Task objective: Take every line from the listing below that contains "робіт".

Recorded data:
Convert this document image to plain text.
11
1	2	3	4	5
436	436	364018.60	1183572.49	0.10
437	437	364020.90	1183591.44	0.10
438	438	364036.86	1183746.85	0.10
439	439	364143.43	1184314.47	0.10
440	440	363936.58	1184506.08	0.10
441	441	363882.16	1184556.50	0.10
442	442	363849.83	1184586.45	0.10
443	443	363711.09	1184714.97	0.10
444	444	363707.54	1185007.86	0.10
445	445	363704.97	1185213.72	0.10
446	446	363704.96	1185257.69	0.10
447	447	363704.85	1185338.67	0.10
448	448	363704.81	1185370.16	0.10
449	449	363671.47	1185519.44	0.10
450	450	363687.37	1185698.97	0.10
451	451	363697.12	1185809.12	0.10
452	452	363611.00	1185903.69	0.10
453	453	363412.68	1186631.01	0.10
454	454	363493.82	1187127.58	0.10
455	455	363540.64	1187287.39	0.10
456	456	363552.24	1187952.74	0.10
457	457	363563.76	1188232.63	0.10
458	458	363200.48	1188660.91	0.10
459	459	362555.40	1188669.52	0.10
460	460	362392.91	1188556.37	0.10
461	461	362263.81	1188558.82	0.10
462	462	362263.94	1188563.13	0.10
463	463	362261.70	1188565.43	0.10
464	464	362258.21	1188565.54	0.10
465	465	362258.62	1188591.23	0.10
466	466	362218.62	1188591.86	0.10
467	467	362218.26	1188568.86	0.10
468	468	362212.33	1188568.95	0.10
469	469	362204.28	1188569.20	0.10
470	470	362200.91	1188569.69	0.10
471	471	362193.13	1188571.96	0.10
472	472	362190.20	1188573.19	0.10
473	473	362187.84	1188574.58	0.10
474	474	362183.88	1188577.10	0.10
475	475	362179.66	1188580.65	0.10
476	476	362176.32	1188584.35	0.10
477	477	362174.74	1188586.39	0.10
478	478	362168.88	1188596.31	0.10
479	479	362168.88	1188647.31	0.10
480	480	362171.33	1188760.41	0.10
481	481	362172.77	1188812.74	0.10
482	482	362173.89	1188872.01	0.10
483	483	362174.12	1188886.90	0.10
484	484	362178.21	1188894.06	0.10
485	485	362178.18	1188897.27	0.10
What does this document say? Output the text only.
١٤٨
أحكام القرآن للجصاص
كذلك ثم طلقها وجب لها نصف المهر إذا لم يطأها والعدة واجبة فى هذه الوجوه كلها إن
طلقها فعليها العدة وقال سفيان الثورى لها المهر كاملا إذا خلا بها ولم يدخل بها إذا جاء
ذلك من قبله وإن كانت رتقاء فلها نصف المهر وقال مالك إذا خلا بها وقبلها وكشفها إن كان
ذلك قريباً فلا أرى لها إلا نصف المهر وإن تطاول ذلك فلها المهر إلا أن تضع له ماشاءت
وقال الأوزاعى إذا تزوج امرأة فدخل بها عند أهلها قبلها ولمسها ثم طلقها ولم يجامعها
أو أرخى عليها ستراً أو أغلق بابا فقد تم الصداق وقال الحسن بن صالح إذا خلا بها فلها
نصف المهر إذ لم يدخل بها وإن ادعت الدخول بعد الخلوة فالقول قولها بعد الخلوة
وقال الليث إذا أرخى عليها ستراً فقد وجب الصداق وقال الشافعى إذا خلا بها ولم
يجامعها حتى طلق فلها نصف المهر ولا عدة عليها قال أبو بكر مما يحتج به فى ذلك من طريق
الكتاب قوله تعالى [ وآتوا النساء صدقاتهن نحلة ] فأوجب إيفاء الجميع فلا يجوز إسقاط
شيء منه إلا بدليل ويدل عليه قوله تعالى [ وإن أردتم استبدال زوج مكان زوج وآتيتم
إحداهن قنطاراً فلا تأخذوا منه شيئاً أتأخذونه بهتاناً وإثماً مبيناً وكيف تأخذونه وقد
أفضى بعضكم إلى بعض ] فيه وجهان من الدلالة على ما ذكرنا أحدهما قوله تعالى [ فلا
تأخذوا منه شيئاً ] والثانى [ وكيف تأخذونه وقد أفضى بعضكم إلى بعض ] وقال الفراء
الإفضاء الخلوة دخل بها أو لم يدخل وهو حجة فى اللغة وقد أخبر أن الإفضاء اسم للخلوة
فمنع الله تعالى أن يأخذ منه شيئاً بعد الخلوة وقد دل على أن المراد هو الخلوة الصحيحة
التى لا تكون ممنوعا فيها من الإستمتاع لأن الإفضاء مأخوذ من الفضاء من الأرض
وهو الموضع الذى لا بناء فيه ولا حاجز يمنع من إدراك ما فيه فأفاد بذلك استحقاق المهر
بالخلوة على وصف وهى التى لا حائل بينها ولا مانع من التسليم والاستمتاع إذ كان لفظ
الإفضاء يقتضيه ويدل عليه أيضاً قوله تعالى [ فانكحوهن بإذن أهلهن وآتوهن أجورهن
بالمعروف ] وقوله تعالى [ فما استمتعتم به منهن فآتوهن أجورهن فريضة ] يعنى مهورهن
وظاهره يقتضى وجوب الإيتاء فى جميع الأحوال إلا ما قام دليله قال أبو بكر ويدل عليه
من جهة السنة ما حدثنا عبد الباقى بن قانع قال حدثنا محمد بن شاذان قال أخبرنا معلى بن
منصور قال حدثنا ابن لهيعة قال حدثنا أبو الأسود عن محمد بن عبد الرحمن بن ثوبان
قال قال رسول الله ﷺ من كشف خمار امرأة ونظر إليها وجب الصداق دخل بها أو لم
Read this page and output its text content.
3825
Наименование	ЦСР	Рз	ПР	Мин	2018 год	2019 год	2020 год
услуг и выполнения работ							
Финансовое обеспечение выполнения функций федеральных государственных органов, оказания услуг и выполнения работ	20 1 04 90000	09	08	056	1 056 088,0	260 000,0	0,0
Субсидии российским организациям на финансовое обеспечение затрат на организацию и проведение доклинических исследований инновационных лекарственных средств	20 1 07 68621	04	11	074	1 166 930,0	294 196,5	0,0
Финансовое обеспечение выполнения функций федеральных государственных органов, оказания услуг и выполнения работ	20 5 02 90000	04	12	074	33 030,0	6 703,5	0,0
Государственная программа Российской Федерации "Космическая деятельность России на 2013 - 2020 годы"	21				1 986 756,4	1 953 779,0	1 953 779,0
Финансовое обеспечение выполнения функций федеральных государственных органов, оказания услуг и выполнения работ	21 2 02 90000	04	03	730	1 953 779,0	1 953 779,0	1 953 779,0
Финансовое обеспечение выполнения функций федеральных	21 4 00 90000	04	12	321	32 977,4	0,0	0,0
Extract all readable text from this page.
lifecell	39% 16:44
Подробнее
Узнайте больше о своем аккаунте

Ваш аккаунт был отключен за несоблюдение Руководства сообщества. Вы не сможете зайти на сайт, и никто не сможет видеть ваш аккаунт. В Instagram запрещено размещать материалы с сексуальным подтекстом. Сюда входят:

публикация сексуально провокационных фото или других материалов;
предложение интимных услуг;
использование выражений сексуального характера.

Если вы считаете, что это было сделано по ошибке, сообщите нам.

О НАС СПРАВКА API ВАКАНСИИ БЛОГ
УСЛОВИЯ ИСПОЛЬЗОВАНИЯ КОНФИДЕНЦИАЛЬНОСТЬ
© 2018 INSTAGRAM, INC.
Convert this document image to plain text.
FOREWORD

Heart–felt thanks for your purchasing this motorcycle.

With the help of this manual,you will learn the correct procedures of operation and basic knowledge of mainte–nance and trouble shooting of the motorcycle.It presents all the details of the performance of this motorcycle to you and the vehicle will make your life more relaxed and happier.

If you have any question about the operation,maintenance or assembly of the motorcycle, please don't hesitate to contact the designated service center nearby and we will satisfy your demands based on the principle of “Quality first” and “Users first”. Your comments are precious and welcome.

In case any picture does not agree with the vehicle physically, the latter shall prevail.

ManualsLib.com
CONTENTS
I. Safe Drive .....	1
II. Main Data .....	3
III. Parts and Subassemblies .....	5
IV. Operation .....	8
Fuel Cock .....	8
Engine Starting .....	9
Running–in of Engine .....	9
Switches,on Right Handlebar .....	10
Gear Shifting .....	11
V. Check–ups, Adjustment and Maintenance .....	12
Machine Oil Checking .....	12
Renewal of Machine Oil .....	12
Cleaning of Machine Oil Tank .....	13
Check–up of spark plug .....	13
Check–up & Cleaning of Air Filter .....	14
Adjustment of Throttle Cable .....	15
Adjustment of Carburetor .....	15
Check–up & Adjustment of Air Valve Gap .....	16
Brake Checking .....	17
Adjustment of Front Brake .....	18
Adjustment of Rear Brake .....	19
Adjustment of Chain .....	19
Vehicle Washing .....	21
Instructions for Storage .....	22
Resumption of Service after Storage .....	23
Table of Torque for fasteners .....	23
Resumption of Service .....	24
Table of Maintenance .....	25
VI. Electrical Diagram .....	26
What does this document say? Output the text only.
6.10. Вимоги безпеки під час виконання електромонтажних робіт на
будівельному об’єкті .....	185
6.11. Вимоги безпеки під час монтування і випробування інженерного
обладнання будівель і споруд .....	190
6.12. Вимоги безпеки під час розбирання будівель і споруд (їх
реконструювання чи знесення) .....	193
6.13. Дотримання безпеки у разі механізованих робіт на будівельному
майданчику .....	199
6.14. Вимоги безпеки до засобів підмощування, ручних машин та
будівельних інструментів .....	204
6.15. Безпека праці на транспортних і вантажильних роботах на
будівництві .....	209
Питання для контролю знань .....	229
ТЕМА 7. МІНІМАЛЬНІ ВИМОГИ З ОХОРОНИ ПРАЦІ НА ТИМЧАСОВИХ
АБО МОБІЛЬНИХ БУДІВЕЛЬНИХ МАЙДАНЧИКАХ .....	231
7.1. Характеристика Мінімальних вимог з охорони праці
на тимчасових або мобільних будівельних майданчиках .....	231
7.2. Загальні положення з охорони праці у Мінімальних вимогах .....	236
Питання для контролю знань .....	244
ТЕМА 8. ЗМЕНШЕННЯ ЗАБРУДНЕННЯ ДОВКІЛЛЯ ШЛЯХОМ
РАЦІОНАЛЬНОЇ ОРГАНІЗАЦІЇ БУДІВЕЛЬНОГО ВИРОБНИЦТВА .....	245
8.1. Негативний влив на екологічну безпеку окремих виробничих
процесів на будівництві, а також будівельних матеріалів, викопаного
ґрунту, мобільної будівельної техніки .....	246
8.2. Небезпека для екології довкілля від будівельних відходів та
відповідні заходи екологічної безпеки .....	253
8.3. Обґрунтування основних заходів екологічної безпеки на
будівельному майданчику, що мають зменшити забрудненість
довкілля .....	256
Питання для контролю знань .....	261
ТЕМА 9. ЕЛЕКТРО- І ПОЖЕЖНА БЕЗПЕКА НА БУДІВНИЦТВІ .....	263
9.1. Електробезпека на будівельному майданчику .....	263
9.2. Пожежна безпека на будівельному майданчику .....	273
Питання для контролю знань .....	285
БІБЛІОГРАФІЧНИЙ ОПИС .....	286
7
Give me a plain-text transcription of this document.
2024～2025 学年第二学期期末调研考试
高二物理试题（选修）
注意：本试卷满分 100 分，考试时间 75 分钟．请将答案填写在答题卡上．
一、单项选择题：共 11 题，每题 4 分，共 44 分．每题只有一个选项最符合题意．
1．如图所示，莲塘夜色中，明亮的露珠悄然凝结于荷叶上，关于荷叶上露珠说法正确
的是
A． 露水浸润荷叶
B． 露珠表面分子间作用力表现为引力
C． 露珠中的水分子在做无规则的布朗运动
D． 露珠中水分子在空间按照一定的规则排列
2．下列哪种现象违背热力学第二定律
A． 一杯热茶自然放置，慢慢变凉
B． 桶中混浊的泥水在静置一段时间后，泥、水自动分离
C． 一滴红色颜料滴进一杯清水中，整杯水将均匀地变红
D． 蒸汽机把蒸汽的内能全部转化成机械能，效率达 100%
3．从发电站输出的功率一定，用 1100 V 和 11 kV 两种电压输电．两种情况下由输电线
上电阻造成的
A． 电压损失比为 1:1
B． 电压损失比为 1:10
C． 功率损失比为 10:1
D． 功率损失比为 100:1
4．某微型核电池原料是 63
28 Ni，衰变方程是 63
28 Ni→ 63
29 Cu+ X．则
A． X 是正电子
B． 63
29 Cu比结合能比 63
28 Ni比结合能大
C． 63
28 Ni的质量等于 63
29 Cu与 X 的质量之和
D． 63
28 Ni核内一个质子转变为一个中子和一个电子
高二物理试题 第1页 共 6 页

Full output:
6.10. Вимоги безпеки під час виконання електромонтажних робіт на
6.13. Дотримання безпеки у разі механізованих робіт на будівельному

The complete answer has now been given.